__Task details__
Among the lines listed below, count those that include the string "base", and state only the count.

__Provided data__
.....
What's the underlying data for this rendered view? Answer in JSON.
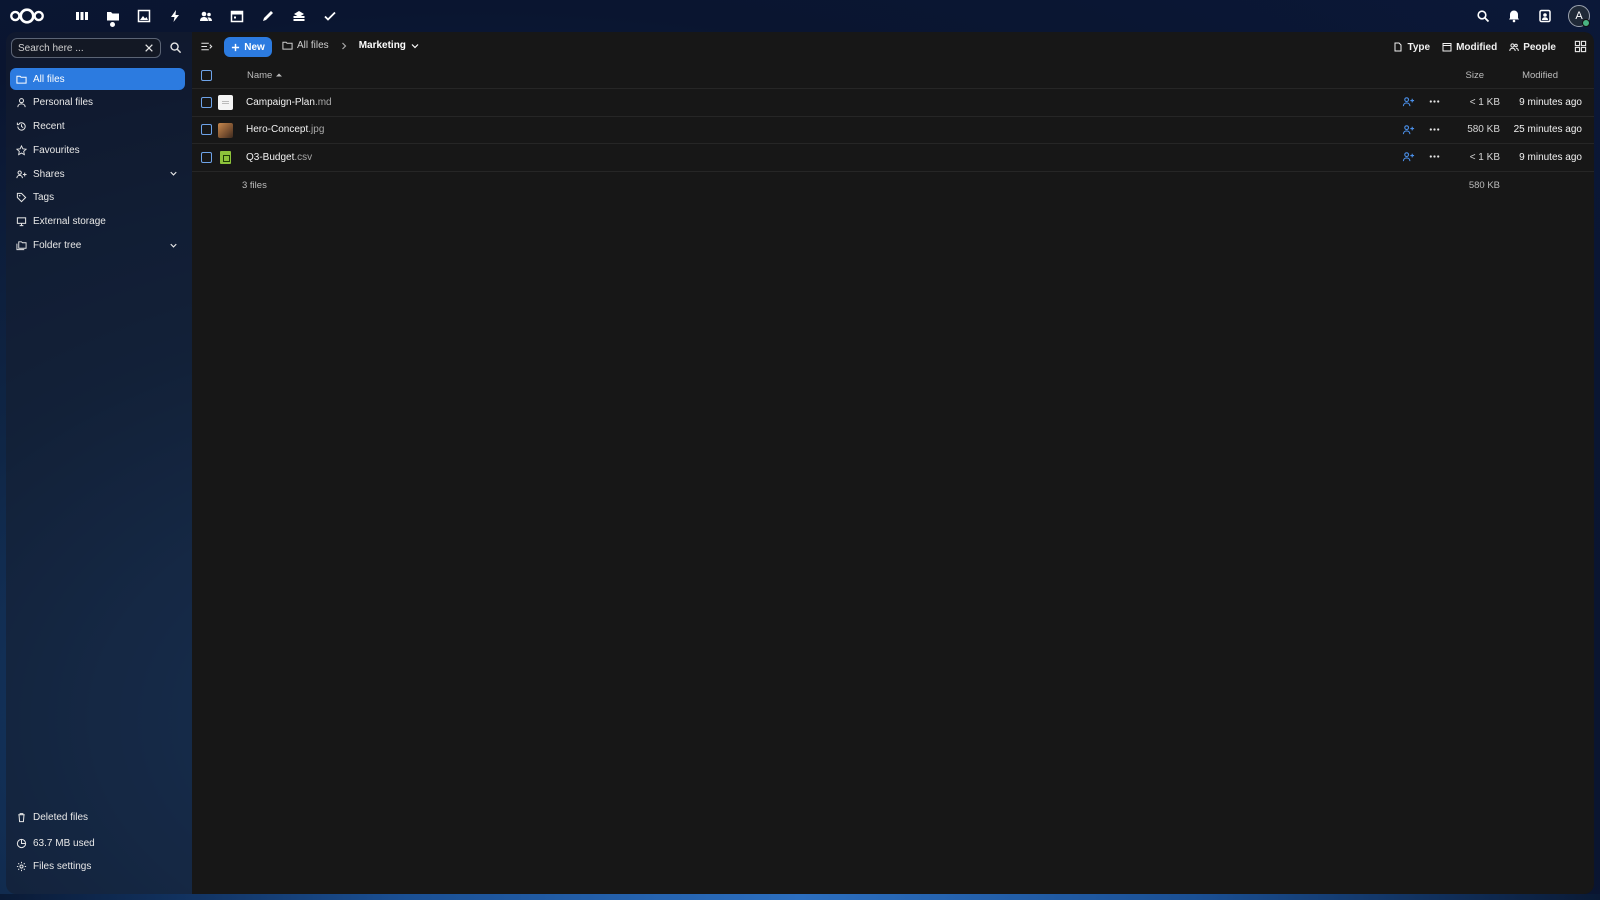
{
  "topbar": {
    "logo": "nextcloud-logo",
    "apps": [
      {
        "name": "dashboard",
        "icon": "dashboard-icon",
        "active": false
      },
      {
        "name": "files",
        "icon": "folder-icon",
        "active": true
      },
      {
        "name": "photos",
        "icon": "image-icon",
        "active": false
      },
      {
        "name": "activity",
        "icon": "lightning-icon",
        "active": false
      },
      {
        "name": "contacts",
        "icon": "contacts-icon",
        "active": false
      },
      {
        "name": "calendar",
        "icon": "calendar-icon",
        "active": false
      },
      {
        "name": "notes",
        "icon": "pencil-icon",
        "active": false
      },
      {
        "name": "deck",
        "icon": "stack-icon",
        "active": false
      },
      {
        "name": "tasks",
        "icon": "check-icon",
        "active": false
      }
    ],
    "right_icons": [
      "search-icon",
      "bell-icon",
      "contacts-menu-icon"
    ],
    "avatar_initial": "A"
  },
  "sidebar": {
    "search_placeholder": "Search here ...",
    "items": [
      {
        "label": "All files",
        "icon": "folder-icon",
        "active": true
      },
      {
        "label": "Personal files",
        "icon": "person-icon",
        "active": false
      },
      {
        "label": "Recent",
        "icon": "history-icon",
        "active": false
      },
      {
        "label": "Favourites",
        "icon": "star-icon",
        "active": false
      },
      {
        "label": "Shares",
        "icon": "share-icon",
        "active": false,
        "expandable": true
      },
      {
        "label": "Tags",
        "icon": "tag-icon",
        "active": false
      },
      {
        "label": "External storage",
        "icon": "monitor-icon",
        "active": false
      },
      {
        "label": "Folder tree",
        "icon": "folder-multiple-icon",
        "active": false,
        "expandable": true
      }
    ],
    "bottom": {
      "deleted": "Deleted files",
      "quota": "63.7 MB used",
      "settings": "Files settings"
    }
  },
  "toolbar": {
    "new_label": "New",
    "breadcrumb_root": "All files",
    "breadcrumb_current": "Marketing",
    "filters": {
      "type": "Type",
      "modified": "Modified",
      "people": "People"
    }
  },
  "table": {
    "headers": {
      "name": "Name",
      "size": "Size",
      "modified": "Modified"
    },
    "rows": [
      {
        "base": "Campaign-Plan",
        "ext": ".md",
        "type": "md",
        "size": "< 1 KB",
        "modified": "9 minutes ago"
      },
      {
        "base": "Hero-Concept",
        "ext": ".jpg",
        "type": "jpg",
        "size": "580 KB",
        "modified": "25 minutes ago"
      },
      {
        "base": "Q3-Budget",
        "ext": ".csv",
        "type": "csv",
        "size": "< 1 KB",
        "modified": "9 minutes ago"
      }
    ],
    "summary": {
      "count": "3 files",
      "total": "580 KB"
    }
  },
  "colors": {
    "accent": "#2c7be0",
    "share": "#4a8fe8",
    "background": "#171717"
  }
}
.....
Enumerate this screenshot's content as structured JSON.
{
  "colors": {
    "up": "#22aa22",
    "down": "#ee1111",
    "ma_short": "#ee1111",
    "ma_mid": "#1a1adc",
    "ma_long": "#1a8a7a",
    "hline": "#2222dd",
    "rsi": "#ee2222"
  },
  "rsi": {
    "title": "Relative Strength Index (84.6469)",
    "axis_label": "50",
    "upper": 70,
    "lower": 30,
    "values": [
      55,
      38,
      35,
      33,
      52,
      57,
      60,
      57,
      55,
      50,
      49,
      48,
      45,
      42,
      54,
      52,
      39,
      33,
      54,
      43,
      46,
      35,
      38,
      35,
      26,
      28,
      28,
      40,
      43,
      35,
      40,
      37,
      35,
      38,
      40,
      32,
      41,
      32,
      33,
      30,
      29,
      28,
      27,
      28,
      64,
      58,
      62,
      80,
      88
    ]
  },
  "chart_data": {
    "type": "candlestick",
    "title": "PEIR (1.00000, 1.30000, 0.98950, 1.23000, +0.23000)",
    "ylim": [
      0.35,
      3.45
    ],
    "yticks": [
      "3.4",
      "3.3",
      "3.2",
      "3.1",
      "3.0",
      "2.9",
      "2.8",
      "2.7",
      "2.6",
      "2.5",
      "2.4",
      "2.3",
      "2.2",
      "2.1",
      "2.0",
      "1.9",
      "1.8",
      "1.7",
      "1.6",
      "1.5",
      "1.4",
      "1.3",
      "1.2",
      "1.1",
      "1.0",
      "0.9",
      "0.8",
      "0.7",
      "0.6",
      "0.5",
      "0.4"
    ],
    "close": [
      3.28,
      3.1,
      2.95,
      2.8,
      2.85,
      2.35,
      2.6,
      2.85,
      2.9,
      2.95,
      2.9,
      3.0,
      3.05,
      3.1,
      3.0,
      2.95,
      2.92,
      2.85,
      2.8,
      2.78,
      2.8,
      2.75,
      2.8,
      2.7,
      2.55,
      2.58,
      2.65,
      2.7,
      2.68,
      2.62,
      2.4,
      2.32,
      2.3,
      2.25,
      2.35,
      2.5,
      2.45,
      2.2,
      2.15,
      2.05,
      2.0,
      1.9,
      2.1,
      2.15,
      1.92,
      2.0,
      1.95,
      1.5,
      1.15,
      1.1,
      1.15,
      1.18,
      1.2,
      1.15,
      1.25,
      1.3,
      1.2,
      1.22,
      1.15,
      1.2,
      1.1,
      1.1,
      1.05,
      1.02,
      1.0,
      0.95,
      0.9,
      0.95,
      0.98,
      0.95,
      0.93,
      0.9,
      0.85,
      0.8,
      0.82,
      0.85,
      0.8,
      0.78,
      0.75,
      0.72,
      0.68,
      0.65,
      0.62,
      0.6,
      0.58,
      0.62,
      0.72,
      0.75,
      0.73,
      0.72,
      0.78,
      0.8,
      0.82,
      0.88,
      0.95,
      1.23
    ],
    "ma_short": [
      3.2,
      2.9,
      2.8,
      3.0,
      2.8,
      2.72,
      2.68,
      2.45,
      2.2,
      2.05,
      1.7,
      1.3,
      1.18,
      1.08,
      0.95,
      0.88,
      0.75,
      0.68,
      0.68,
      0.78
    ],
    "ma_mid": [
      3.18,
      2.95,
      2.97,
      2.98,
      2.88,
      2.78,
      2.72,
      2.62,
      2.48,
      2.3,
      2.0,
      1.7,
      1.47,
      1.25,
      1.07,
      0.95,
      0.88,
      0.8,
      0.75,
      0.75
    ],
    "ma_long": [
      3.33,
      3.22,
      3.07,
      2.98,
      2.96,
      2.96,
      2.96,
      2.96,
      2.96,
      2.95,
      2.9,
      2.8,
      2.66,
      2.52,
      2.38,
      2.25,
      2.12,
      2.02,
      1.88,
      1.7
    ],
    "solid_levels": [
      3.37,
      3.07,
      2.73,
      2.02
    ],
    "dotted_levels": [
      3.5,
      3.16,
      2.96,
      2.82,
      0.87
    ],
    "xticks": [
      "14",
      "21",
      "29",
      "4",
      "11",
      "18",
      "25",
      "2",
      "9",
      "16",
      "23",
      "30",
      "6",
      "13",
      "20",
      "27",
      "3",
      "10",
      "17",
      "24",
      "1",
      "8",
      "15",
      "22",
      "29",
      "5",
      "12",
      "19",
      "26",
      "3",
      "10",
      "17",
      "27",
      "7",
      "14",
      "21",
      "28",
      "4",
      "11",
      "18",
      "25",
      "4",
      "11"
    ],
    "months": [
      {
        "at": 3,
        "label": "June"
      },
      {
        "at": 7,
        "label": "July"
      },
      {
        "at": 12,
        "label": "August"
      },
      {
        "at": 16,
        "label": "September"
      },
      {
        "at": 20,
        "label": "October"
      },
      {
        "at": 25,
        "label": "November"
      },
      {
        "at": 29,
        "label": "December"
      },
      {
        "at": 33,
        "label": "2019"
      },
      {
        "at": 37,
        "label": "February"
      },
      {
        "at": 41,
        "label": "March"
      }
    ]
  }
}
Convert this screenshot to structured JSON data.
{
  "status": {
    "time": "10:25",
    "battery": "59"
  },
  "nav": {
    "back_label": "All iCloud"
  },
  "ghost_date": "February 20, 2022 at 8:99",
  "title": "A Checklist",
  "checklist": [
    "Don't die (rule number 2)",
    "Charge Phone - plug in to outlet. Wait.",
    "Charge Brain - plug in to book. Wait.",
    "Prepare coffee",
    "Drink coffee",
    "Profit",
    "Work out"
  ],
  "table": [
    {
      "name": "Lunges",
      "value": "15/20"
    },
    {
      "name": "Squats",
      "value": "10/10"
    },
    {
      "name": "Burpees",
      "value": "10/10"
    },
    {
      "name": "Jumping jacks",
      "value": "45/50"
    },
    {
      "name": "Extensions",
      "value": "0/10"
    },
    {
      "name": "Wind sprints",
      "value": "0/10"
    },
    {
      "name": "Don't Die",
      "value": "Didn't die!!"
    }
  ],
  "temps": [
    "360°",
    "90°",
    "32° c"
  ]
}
.....
__The solution__
3